WHAT IS EXPECTED: Give every line below again, exactly.

Structured figure records:
"""

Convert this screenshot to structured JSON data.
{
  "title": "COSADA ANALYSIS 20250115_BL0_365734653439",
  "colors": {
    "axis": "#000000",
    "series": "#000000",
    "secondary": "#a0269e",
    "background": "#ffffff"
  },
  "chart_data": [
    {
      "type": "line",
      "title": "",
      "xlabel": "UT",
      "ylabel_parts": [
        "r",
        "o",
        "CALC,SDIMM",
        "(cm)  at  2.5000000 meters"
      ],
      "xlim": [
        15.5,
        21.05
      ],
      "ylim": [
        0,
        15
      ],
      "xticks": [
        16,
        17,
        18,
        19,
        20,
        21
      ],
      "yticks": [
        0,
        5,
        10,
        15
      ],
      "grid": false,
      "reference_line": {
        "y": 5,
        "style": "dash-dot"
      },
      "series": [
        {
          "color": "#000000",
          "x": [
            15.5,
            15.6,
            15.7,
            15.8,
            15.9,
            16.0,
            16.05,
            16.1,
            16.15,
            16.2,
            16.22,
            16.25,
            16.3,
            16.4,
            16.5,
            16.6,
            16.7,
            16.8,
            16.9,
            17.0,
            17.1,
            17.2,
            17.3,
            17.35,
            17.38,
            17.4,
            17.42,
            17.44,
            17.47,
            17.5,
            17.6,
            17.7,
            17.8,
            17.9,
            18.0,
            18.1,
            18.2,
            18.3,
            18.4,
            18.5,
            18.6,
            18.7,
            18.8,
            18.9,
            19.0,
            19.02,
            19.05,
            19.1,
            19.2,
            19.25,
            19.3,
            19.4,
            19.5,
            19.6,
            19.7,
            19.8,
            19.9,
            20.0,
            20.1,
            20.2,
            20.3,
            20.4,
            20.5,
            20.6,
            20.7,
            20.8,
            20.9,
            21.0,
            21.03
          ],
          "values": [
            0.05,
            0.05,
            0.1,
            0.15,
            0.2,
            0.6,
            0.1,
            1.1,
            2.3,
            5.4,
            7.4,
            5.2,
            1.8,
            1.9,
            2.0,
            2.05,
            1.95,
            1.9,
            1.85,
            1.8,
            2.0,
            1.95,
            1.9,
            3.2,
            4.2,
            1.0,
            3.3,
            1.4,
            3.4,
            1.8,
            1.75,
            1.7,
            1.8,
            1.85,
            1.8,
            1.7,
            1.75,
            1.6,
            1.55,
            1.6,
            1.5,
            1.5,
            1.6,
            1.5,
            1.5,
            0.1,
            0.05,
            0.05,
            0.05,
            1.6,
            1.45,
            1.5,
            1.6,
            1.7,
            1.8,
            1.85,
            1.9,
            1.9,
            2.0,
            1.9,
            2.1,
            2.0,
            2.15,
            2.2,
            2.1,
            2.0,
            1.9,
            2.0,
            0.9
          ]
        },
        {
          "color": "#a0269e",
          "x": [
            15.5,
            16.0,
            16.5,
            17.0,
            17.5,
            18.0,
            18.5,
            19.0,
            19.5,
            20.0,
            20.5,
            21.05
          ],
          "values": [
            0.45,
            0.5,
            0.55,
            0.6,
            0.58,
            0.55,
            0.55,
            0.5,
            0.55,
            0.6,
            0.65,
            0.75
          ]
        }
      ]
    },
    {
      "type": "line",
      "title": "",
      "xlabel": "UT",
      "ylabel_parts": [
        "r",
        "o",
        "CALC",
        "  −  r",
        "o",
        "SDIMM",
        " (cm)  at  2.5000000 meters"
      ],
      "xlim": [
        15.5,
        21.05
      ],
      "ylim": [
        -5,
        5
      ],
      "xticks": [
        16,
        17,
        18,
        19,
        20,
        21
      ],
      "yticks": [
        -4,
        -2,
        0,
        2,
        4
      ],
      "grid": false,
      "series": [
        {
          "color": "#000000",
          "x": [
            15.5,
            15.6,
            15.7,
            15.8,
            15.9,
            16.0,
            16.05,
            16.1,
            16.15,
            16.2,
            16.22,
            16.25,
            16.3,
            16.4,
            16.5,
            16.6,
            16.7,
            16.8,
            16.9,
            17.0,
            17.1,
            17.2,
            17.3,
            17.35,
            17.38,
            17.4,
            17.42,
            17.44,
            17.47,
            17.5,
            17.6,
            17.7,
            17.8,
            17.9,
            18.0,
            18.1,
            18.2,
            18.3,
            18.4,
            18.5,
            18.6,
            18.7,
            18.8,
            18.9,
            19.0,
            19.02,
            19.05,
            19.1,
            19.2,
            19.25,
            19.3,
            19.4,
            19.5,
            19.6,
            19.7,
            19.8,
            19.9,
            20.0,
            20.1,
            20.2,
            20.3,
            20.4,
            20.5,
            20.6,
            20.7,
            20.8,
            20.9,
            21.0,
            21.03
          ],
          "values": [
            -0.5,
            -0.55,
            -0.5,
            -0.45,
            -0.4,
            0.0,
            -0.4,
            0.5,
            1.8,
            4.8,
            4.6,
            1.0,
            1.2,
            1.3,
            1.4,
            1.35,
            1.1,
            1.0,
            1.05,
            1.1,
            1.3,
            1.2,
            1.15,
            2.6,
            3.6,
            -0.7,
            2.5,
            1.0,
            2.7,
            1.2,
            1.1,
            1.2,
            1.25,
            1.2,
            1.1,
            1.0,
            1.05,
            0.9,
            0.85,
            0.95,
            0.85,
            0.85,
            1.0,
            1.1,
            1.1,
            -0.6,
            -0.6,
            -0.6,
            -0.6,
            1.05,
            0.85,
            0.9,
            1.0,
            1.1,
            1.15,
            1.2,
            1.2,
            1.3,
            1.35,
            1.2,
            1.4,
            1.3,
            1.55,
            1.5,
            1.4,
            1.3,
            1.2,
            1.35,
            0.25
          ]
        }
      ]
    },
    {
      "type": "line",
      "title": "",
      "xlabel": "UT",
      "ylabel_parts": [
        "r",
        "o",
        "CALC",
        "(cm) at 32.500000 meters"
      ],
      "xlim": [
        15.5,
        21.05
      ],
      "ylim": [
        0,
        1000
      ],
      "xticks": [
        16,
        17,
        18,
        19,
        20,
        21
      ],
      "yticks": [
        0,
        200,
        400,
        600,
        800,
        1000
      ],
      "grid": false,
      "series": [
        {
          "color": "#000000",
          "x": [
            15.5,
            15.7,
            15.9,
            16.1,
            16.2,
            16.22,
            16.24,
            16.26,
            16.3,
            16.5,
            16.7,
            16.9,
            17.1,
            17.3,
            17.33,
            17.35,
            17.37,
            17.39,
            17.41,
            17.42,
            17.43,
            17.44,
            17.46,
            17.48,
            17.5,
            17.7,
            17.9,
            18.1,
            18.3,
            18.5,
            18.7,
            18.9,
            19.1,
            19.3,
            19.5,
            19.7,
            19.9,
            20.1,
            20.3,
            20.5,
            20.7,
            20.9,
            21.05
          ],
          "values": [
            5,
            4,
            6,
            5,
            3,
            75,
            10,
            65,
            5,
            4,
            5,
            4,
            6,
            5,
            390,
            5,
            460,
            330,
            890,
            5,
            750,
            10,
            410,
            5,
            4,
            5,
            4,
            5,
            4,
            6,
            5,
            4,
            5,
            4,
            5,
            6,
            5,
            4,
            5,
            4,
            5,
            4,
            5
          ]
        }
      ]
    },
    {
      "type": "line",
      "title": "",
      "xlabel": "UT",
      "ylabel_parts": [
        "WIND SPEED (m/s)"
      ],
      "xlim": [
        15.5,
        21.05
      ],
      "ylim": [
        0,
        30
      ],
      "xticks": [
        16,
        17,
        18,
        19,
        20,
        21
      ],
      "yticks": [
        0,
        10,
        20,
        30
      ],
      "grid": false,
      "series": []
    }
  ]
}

"""

EXERCISE OUTPUT:
Convert this screenshot to structured JSON data.
{
  "title": "COSADA ANALYSIS 20250115_BL0_365734653439",
  "colors": {
    "axis": "#000000",
    "series": "#000000",
    "secondary": "#a0269e",
    "background": "#ffffff"
  },
  "chart_data": [
    {
      "type": "line",
      "title": "",
      "xlabel": "UT",
      "ylabel_parts": [
        "r",
        "o",
        "CALC,SDIMM",
        "(cm)  at  2.5000000 meters"
      ],
      "xlim": [
        15.5,
        21.05
      ],
      "ylim": [
        0,
        15
      ],
      "xticks": [
        16,
        17,
        18,
        19,
        20,
        21
      ],
      "yticks": [
        0,
        5,
        10,
        15
      ],
      "grid": false,
      "reference_line": {
        "y": 5,
        "style": "dash-dot"
      },
      "series": [
        {
          "color": "#000000",
          "x": [
            15.5,
            15.6,
            15.7,
            15.8,
            15.9,
            16.0,
            16.05,
            16.1,
            16.15,
            16.2,
            16.22,
            16.25,
            16.3,
            16.4,
            16.5,
            16.6,
            16.7,
            16.8,
            16.9,
            17.0,
            17.1,
            17.2,
            17.3,
            17.35,
            17.38,
            17.4,
            17.42,
            17.44,
            17.47,
            17.5,
            17.6,
            17.7,
            17.8,
            17.9,
            18.0,
            18.1,
            18.2,
            18.3,
            18.4,
            18.5,
            18.6,
            18.7,
            18.8,
            18.9,
            19.0,
            19.02,
            19.05,
            19.1,
            19.2,
            19.25,
            19.3,
            19.4,
            19.5,
            19.6,
            19.7,
            19.8,
            19.9,
            20.0,
            20.1,
            20.2,
            20.3,
            20.4,
            20.5,
            20.6,
            20.7,
            20.8,
            20.9,
            21.0,
            21.03
          ],
          "values": [
            0.05,
            0.05,
            0.1,
            0.15,
            0.2,
            0.6,
            0.1,
            1.1,
            2.3,
            5.4,
            7.4,
            5.2,
            1.8,
            1.9,
            2.0,
            2.05,
            1.95,
            1.9,
            1.85,
            1.8,
            2.0,
            1.95,
            1.9,
            3.2,
            4.2,
            1.0,
            3.3,
            1.4,
            3.4,
            1.8,
            1.75,
            1.7,
            1.8,
            1.85,
            1.8,
            1.7,
            1.75,
            1.6,
            1.55,
            1.6,
            1.5,
            1.5,
            1.6,
            1.5,
            1.5,
            0.1,
            0.05,
            0.05,
            0.05,
            1.6,
            1.45,
            1.5,
            1.6,
            1.7,
            1.8,
            1.85,
            1.9,
            1.9,
            2.0,
            1.9,
            2.1,
            2.0,
            2.15,
            2.2,
            2.1,
            2.0,
            1.9,
            2.0,
            0.9
          ]
        },
        {
          "color": "#a0269e",
          "x": [
            15.5,
            16.0,
            16.5,
            17.0,
            17.5,
            18.0,
            18.5,
            19.0,
            19.5,
            20.0,
            20.5,
            21.05
          ],
          "values": [
            0.45,
            0.5,
            0.55,
            0.6,
            0.58,
            0.55,
            0.55,
            0.5,
            0.55,
            0.6,
            0.65,
            0.75
          ]
        }
      ]
    },
    {
      "type": "line",
      "title": "",
      "xlabel": "UT",
      "ylabel_parts": [
        "r",
        "o",
        "CALC",
        "  −  r",
        "o",
        "SDIMM",
        " (cm)  at  2.5000000 meters"
      ],
      "xlim": [
        15.5,
        21.05
      ],
      "ylim": [
        -5,
        5
      ],
      "xticks": [
        16,
        17,
        18,
        19,
        20,
        21
      ],
      "yticks": [
        -4,
        -2,
        0,
        2,
        4
      ],
      "grid": false,
      "series": [
        {
          "color": "#000000",
          "x": [
            15.5,
            15.6,
            15.7,
            15.8,
            15.9,
            16.0,
            16.05,
            16.1,
            16.15,
            16.2,
            16.22,
            16.25,
            16.3,
            16.4,
            16.5,
            16.6,
            16.7,
            16.8,
            16.9,
            17.0,
            17.1,
            17.2,
            17.3,
            17.35,
            17.38,
            17.4,
            17.42,
            17.44,
            17.47,
            17.5,
            17.6,
            17.7,
            17.8,
            17.9,
            18.0,
            18.1,
            18.2,
            18.3,
            18.4,
            18.5,
            18.6,
            18.7,
            18.8,
            18.9,
            19.0,
            19.02,
            19.05,
            19.1,
            19.2,
            19.25,
            19.3,
            19.4,
            19.5,
            19.6,
            19.7,
            19.8,
            19.9,
            20.0,
            20.1,
            20.2,
            20.3,
            20.4,
            20.5,
            20.6,
            20.7,
            20.8,
            20.9,
            21.0,
            21.03
          ],
          "values": [
            -0.5,
            -0.55,
            -0.5,
            -0.45,
            -0.4,
            0.0,
            -0.4,
            0.5,
            1.8,
            4.8,
            4.6,
            1.0,
            1.2,
            1.3,
            1.4,
            1.35,
            1.1,
            1.0,
            1.05,
            1.1,
            1.3,
            1.2,
            1.15,
            2.6,
            3.6,
            -0.7,
            2.5,
            1.0,
            2.7,
            1.2,
            1.1,
            1.2,
            1.25,
            1.2,
            1.1,
            1.0,
            1.05,
            0.9,
            0.85,
            0.95,
            0.85,
            0.85,
            1.0,
            1.1,
            1.1,
            -0.6,
            -0.6,
            -0.6,
            -0.6,
            1.05,
            0.85,
            0.9,
            1.0,
            1.1,
            1.15,
            1.2,
            1.2,
            1.3,
            1.35,
            1.2,
            1.4,
            1.3,
            1.55,
            1.5,
            1.4,
            1.3,
            1.2,
            1.35,
            0.25
          ]
        }
      ]
    },
    {
      "type": "line",
      "title": "",
      "xlabel": "UT",
      "ylabel_parts": [
        "r",
        "o",
        "CALC",
        "(cm) at 32.500000 meters"
      ],
      "xlim": [
        15.5,
        21.05
      ],
      "ylim": [
        0,
        1000
      ],
      "xticks": [
        16,
        17,
        18,
        19,
        20,
        21
      ],
      "yticks": [
        0,
        200,
        400,
        600,
        800,
        1000
      ],
      "grid": false,
      "series": [
        {
          "color": "#000000",
          "x": [
            15.5,
            15.7,
            15.9,
            16.1,
            16.2,
            16.22,
            16.24,
            16.26,
            16.3,
            16.5,
            16.7,
            16.9,
            17.1,
            17.3,
            17.33,
            17.35,
            17.37,
            17.39,
            17.41,
            17.42,
            17.43,
            17.44,
            17.46,
            17.48,
            17.5,
            17.7,
            17.9,
            18.1,
            18.3,
            18.5,
            18.7,
            18.9,
            19.1,
            19.3,
            19.5,
            19.7,
            19.9,
            20.1,
            20.3,
            20.5,
            20.7,
            20.9,
            21.05
          ],
          "values": [
            5,
            4,
            6,
            5,
            3,
            75,
            10,
            65,
            5,
            4,
            5,
            4,
            6,
            5,
            390,
            5,
            460,
            330,
            890,
            5,
            750,
            10,
            410,
            5,
            4,
            5,
            4,
            5,
            4,
            6,
            5,
            4,
            5,
            4,
            5,
            6,
            5,
            4,
            5,
            4,
            5,
            4,
            5
          ]
        }
      ]
    },
    {
      "type": "line",
      "title": "",
      "xlabel": "UT",
      "ylabel_parts": [
        "WIND SPEED (m/s)"
      ],
      "xlim": [
        15.5,
        21.05
      ],
      "ylim": [
        0,
        30
      ],
      "xticks": [
        16,
        17,
        18,
        19,
        20,
        21
      ],
      "yticks": [
        0,
        10,
        20,
        30
      ],
      "grid": false,
      "series": []
    }
  ]
}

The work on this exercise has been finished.